:: Given text
The steps illustrated in the example of FIG. 14 are for updating
the firmware in "Server 1", which may necessitate downtime for
"Server 1", thereby affecting other elements related to "Server 1".
The example implementation calculates the steps for updating the
firmware and the affected elements for each step in the
process.
Second Example Implementation
Performance Monitoring at Element Failure
[0073] The second example implementation illustrates changing
monitoring conditions at an element failure of the computer system.
The computer system configuration and tables illustrates in FIGS.
1-11 are the same for the second example implementation.
[0074] FIG. 15 illustrates an example of the affected elements
according to the second example implementation. The second
embodiment assumes the server failure (server down) happened at
"Server 1"; and workloads on the "Server 1" migrate to other member
servers in the server cluster group by the server cluster feature.
Specifically, FIG. 15 illustrates the relationship between LAN
Switches 100, LAN switch ports 110, servers 200, server LAN ports
210, server SAN ports 220, SAN switches 300, SAN switch ports 310,
storage system 400, storage ports 410, and data network 600
according to the second example implementation. In the example
illustrated in FIG. 15, a server failure occurs at "Server 1". The
elements that have a potential to be affected by the server failure
of "Server 1" include the other servers in the server cluster (i.e.
"Server 2", "Server 3"), LAN switch and SAN switch ports connected
to the server cluster, as well as the ports to the data network and
storage system that interact with the LAN and SAN switches.
[0075] FIG. 16 is a flow diagram illustrating a monitoring
condition change in an element failure as executed by the
management server 500 according to the second example
implementation.
[0076] At 02-01, the management server 500 detects an element
failure event such as server failure. This can be detected by any
monitoring technique known to one of ordinary skill in the art.
::::
:: Listed entries
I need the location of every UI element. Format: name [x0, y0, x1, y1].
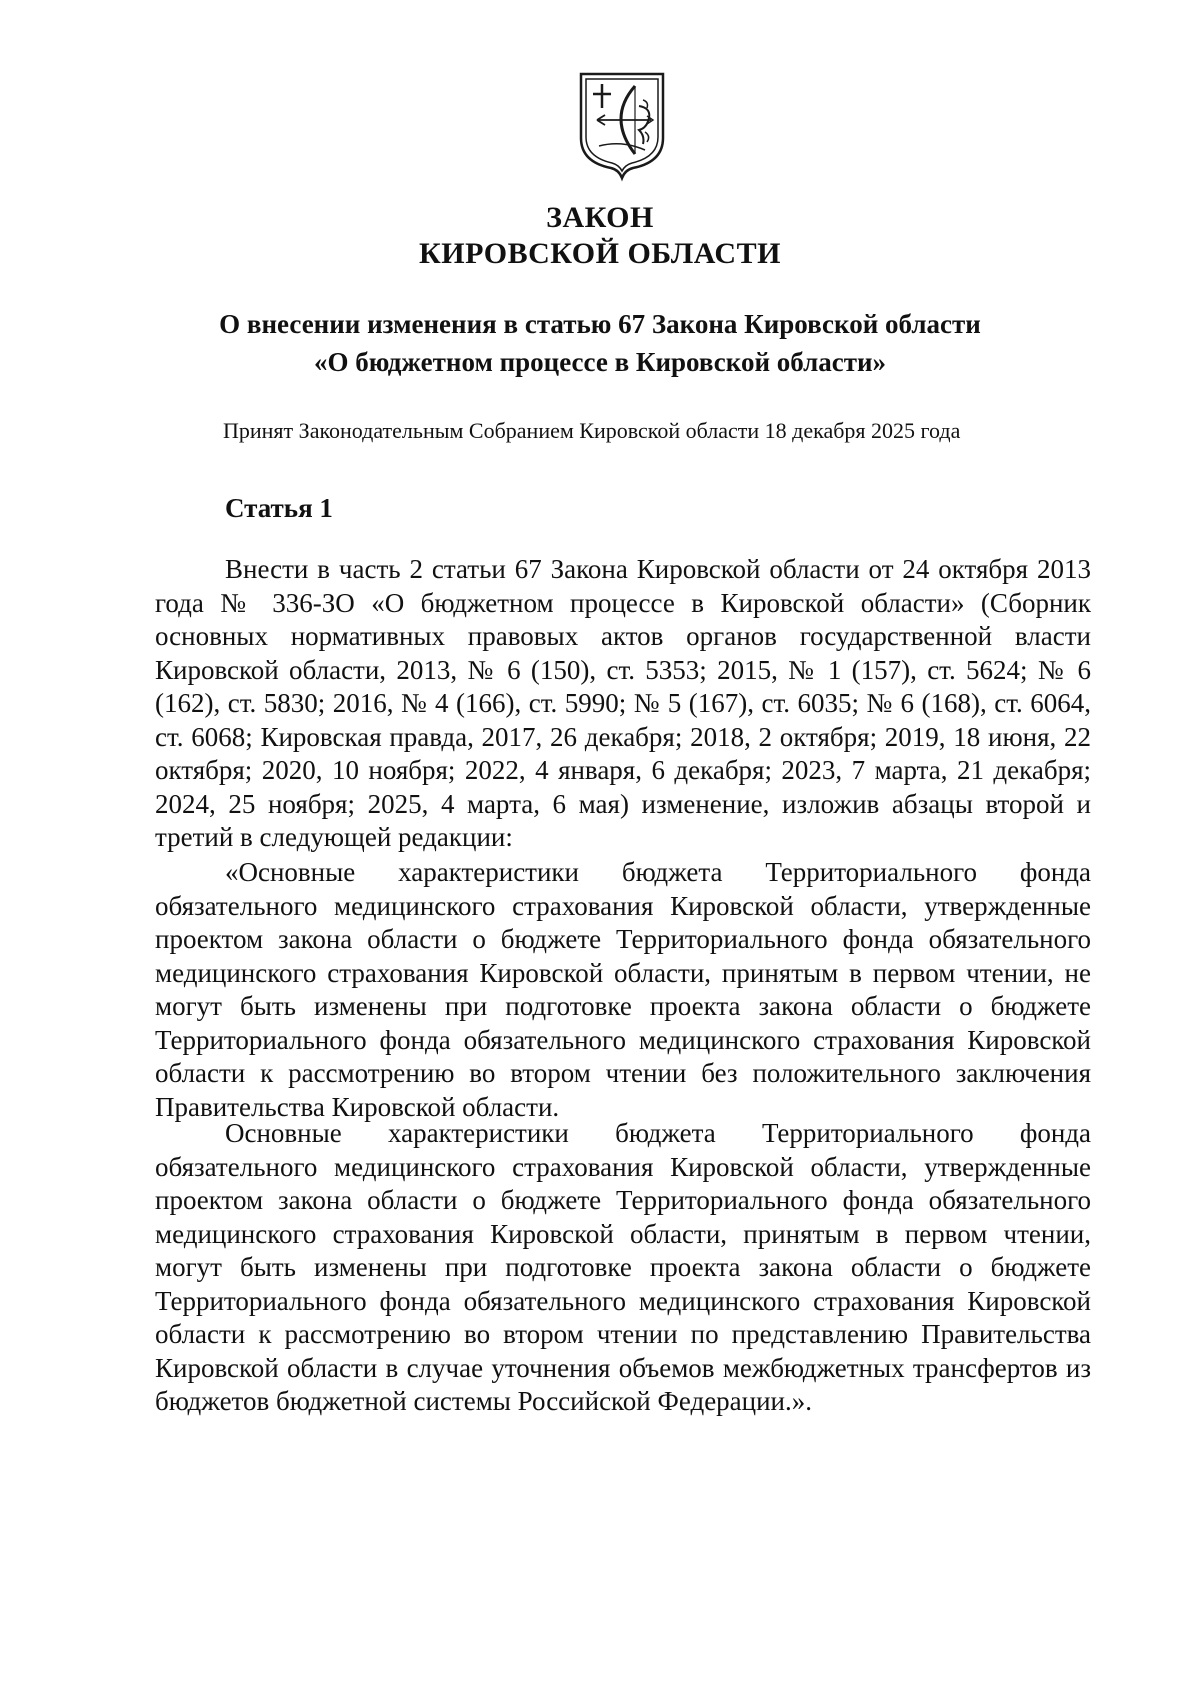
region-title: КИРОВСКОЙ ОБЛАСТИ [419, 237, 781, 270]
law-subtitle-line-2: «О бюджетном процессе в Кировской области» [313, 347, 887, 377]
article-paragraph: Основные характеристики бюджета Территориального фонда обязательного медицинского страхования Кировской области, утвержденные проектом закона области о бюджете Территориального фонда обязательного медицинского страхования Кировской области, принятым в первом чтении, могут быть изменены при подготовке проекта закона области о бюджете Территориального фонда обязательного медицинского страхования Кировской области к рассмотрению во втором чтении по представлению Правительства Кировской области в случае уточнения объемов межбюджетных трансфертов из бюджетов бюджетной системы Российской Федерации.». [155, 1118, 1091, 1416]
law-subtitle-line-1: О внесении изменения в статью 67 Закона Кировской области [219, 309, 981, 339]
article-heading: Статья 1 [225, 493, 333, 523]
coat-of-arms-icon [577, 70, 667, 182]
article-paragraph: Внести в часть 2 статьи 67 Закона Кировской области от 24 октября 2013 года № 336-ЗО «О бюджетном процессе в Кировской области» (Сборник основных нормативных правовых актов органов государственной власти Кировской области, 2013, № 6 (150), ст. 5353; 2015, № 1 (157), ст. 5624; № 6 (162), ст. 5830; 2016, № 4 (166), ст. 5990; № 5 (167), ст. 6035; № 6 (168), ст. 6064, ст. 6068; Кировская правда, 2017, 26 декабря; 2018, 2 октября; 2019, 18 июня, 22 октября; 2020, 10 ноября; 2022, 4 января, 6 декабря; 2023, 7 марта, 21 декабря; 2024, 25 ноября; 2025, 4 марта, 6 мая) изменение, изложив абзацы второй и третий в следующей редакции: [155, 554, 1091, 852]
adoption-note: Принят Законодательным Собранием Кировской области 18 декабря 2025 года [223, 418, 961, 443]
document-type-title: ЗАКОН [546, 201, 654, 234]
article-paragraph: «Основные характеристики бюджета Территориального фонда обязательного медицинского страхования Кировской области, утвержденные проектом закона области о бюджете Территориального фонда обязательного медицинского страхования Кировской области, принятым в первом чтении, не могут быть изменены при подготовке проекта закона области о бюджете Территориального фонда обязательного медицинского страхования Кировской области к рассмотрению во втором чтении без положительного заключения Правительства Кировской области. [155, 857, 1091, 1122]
::::
:: Listed entries
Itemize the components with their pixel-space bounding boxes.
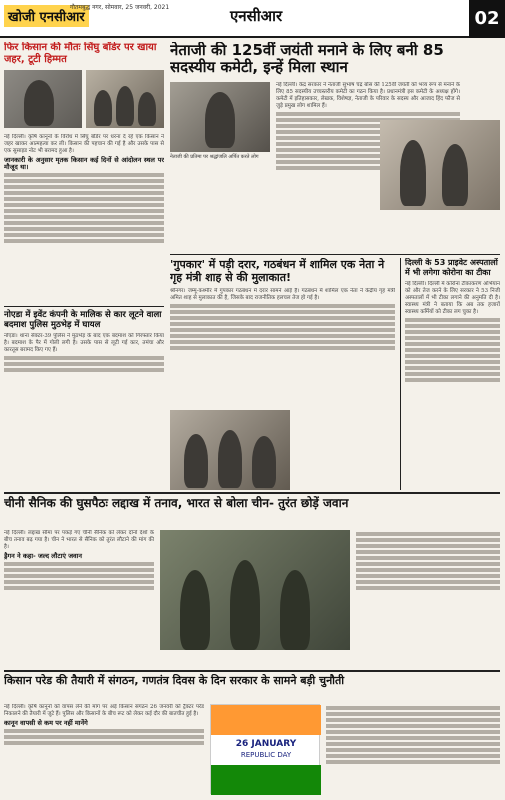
::::
▶ **Task requirements**:
1. Decide whether each statement agrees with the server monitoring text, answering yes or no and quoting the words of that text that settle it: (a) in the second example implementation, the server failure occurs at "Server 3"; (b) the management server 500 detects the element failure event; (c) FIG. 16 is a flow diagram showing a monitoring condition change in an element failure.
2. Extend the server monitoring text past its final sentence.
The entries above come from a source other than the server monitoring text.

▶ **In response**:
1.
(a) No: 'a server failure occurs at "Server 1"'
(b) Yes: "At 02-01, the management server 500 detects an element failure event such as server failure."
(c) Yes: "FIG. 16 is a flow diagram illustrating a monitoring condition change in an element failure"

2.
[0077] At 02-02, the management server 500 evaluates if the target
element is a member of the redundant group such as server cluster,
teaming and MPIO based on the Server Cluster Table 502-13, Teaming
Configuration Table 502-14 or MPIO table 502-15. The table is
selected according to the element type of the target element. For
example, if the target element type is Server and target element id
is "Server 1", then the management server 500 selects a record of
Server Cluster Table 502-13 where "Server 1" is included in the
"Member Ids" field.
[0078] At 02-03, the management server 500 selects the rules for an
event from the Affected Elements Table 502-17 where the "Element
Type" field has the element type of the target element, the
"Event/Action" field has the event, and the "Failover" field has a
redundant way as determined at 02-02. For example, the rule which
has rule Id "1" is selected since target element type is "Server",
the detected event is "module failure", and the "Server 1" is
member of "Server Cluster 1".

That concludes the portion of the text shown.